= Goal of the exercise =
Transcribe all the entries word for word, but omit the images.

= Extracted records =
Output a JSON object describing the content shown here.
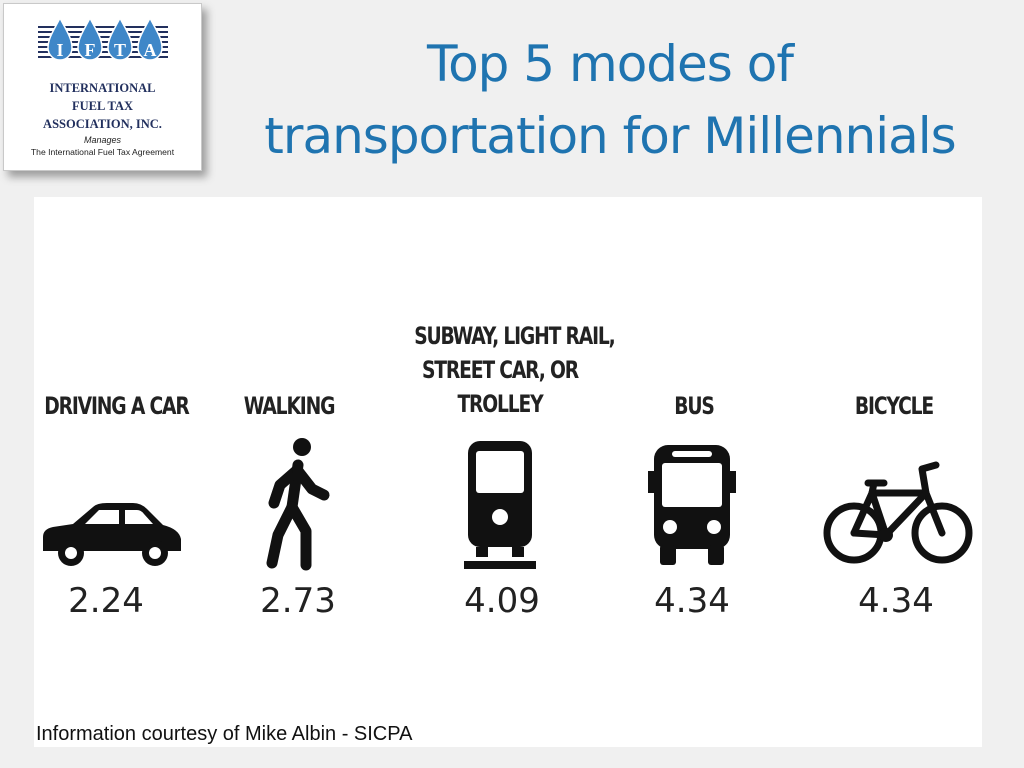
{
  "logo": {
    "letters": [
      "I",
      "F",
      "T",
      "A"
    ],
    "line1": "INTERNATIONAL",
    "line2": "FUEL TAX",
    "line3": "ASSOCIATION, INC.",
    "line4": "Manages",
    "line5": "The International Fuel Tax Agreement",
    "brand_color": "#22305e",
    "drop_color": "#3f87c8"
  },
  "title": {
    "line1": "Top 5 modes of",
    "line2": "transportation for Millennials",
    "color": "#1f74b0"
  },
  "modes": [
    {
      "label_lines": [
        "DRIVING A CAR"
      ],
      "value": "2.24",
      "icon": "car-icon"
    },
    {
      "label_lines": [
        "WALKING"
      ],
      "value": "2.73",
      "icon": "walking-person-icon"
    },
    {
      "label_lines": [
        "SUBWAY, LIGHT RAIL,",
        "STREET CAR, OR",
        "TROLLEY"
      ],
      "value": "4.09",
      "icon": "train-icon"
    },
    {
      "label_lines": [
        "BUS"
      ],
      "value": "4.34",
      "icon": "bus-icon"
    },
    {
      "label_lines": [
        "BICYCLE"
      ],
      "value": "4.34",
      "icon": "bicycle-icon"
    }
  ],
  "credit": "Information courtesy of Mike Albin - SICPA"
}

= Output for this task =
Output a JSON object describing the content shown here.
{
  "logo": {
    "letters": [
      "I",
      "F",
      "T",
      "A"
    ],
    "line1": "INTERNATIONAL",
    "line2": "FUEL TAX",
    "line3": "ASSOCIATION, INC.",
    "line4": "Manages",
    "line5": "The International Fuel Tax Agreement",
    "brand_color": "#22305e",
    "drop_color": "#3f87c8"
  },
  "title": {
    "line1": "Top 5 modes of",
    "line2": "transportation for Millennials",
    "color": "#1f74b0"
  },
  "modes": [
    {
      "label_lines": [
        "DRIVING A CAR"
      ],
      "value": "2.24",
      "icon": "car-icon"
    },
    {
      "label_lines": [
        "WALKING"
      ],
      "value": "2.73",
      "icon": "walking-person-icon"
    },
    {
      "label_lines": [
        "SUBWAY, LIGHT RAIL,",
        "STREET CAR, OR",
        "TROLLEY"
      ],
      "value": "4.09",
      "icon": "train-icon"
    },
    {
      "label_lines": [
        "BUS"
      ],
      "value": "4.34",
      "icon": "bus-icon"
    },
    {
      "label_lines": [
        "BICYCLE"
      ],
      "value": "4.34",
      "icon": "bicycle-icon"
    }
  ],
  "credit": "Information courtesy of Mike Albin - SICPA"
}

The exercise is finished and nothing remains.